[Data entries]
· · · ·

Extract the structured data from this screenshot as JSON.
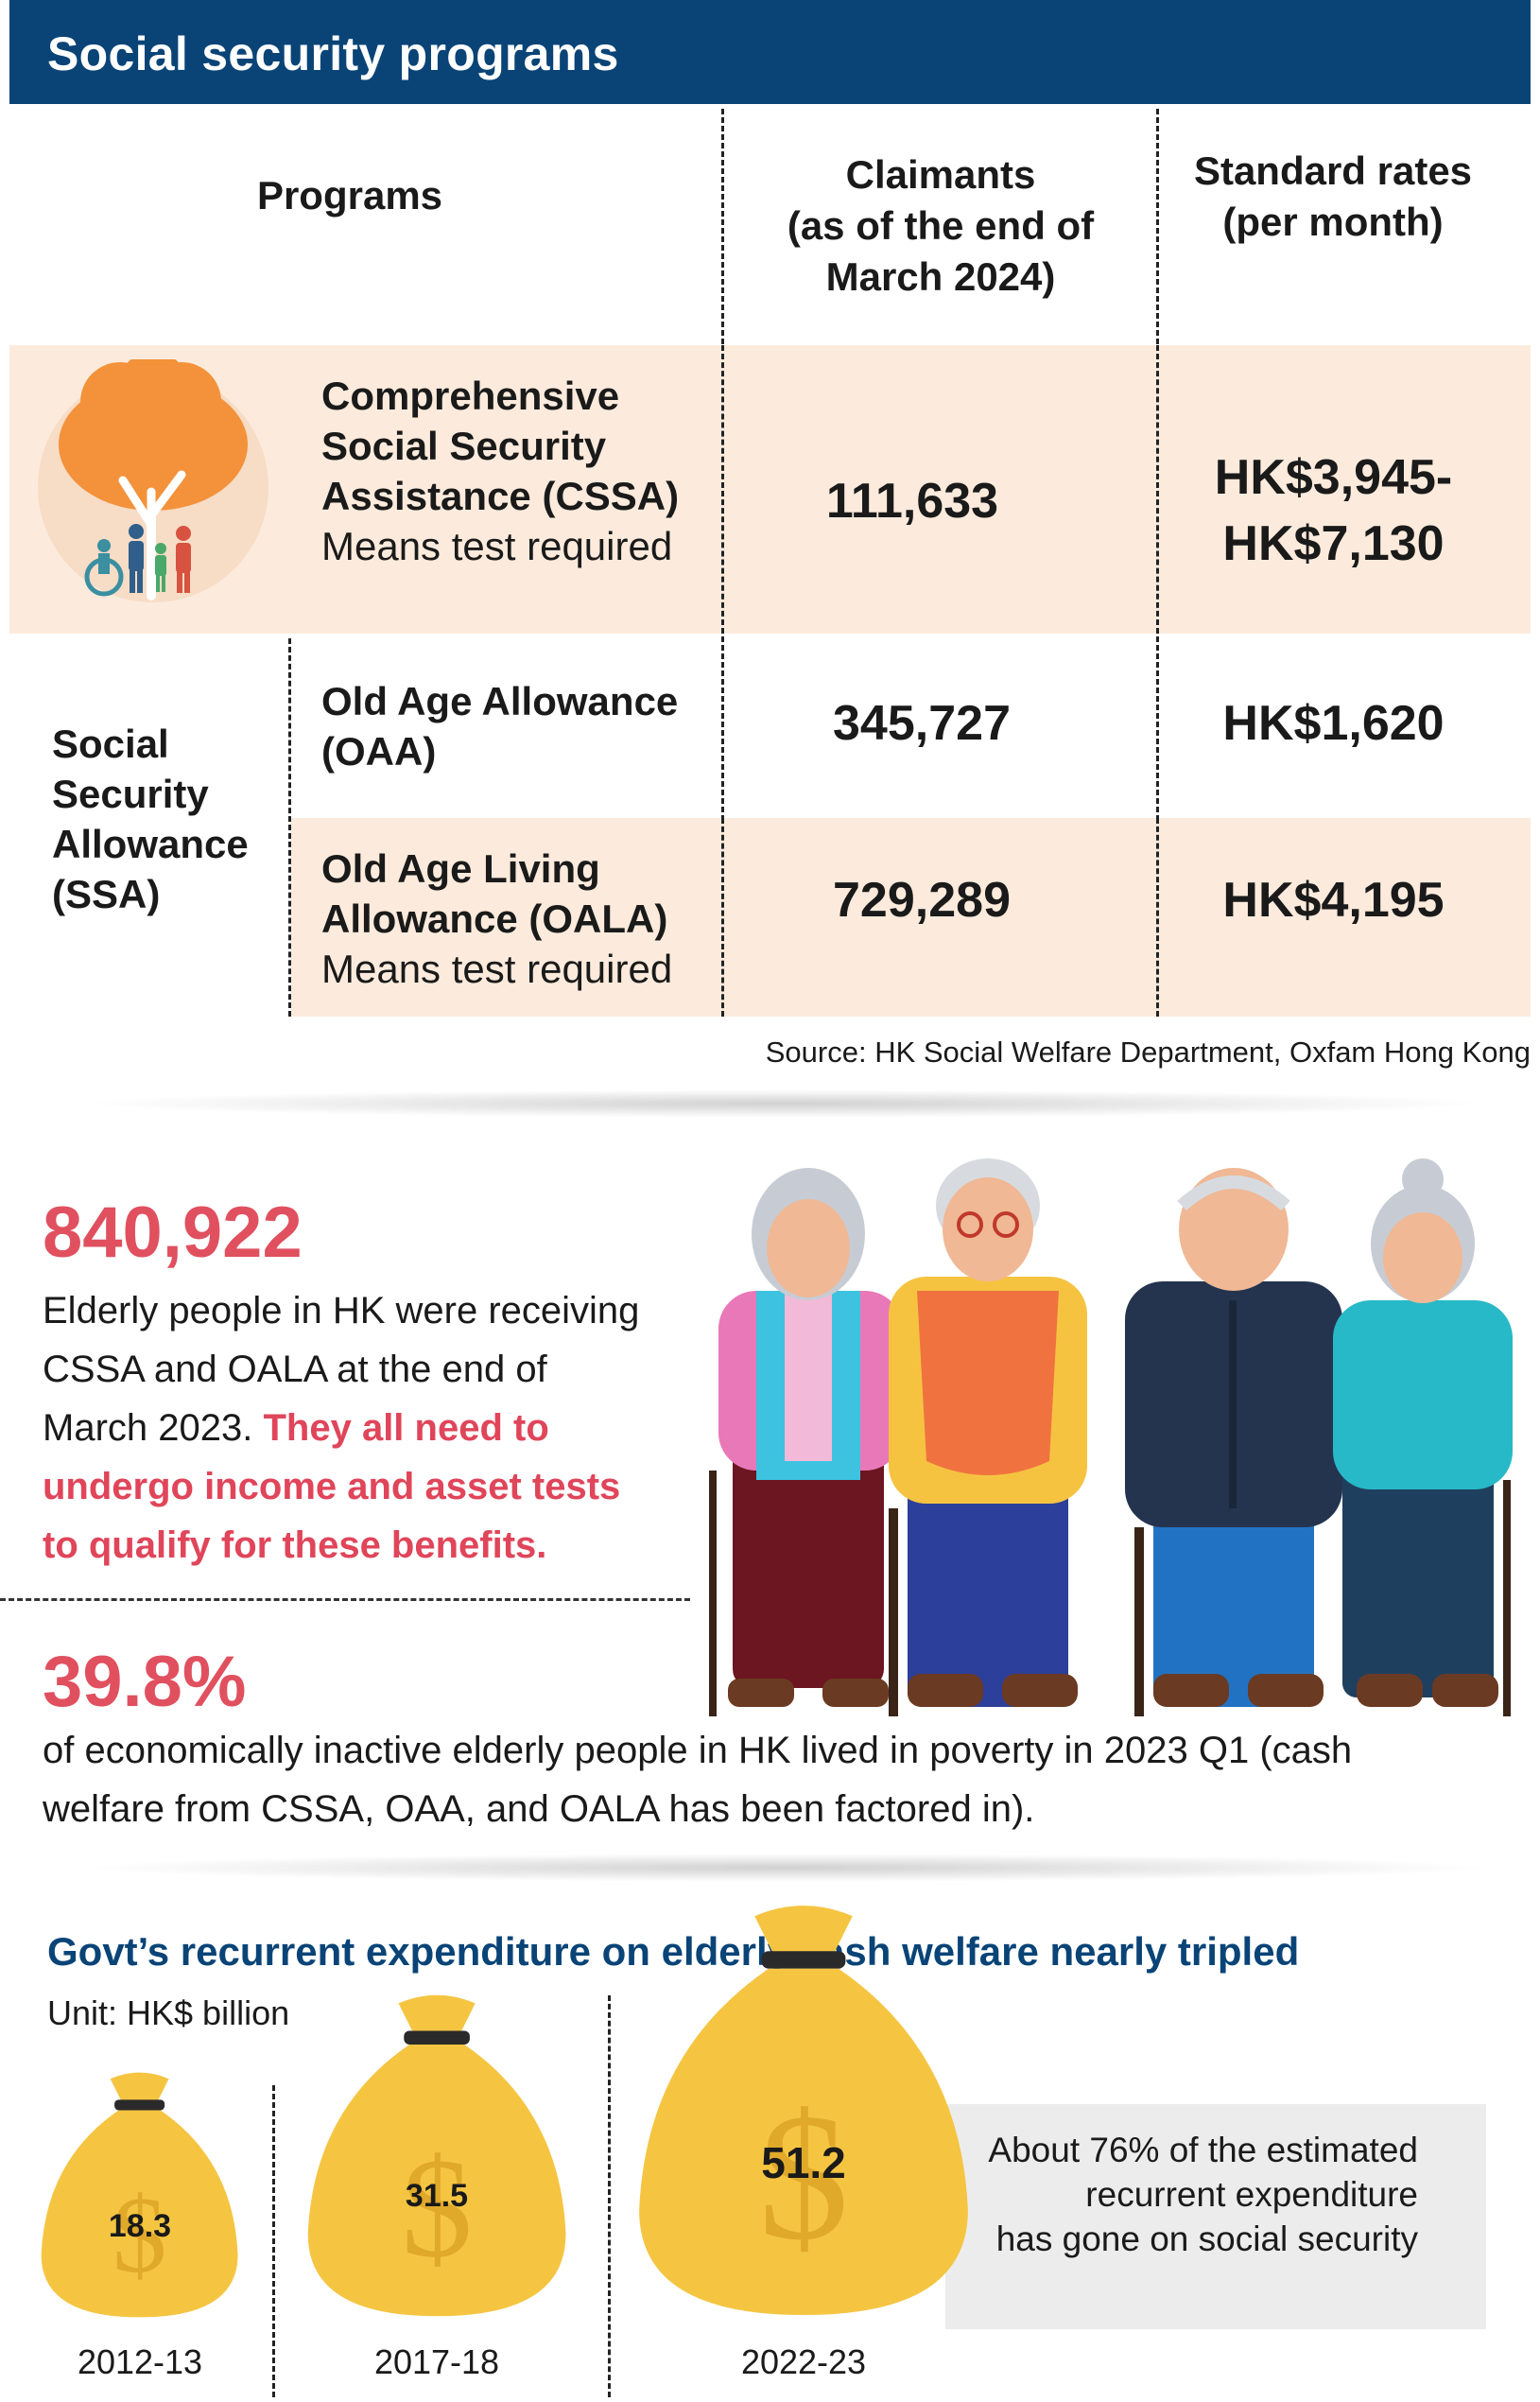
{
  "header": {
    "title": "Social security programs"
  },
  "table": {
    "col_headers": {
      "programs": "Programs",
      "claimants": [
        "Claimants",
        "(as of the end of",
        "March 2024)"
      ],
      "rates": [
        "Standard rates",
        "(per month)"
      ]
    },
    "rows": [
      {
        "name": [
          "Comprehensive",
          "Social Security",
          "Assistance (CSSA)"
        ],
        "note": "Means test required",
        "claimants": "111,633",
        "rate": [
          "HK$3,945-",
          "HK$7,130"
        ]
      },
      {
        "name": [
          "Old Age Allowance",
          "(OAA)"
        ],
        "claimants": "345,727",
        "rate": [
          "HK$1,620"
        ]
      },
      {
        "name": [
          "Old Age Living",
          "Allowance (OALA)"
        ],
        "note": "Means test required",
        "claimants": "729,289",
        "rate": [
          "HK$4,195"
        ]
      }
    ],
    "group_label": [
      "Social",
      "Security",
      "Allowance",
      "(SSA)"
    ],
    "source": "Source: HK Social Welfare Department, Oxfam Hong Kong"
  },
  "stats": {
    "stat1": {
      "number": "840,922",
      "lines": [
        "Elderly people in HK were receiving",
        "CSSA and OALA at the end of"
      ],
      "line3_plain": "March 2023. ",
      "line3_red": "They all need to",
      "red_lines": [
        "undergo income and asset tests",
        "to qualify for these benefits."
      ]
    },
    "stat2": {
      "number": "39.8%",
      "lines": [
        "of economically inactive elderly people in HK lived in poverty in 2023 Q1 (cash",
        "welfare from CSSA, OAA, and OALA has been factored in)."
      ]
    }
  },
  "expenditure": {
    "title": "Govt’s recurrent expenditure on elderly cash welfare nearly tripled",
    "unit": "Unit: HK$ billion",
    "note": [
      "About 76% of the estimated",
      "recurrent expenditure",
      "has gone on social security"
    ],
    "colors": {
      "bag": "#f5c542",
      "bag_dark": "#e0a92a",
      "tie": "#2a2a2a"
    }
  },
  "chart_data": {
    "type": "bar",
    "categories": [
      "2012-13",
      "2017-18",
      "2022-23"
    ],
    "values": [
      18.3,
      31.5,
      51.2
    ],
    "value_labels": [
      "18.3",
      "31.5",
      "51.2"
    ],
    "title": "Govt’s recurrent expenditure on elderly cash welfare nearly tripled",
    "ylabel": "Unit: HK$ billion"
  }
}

· · · ·

== Exercise goal ==
Copy each line that contains the word "programs".

== Task response ==
    "title": "Social security programs"
      "programs": "Programs",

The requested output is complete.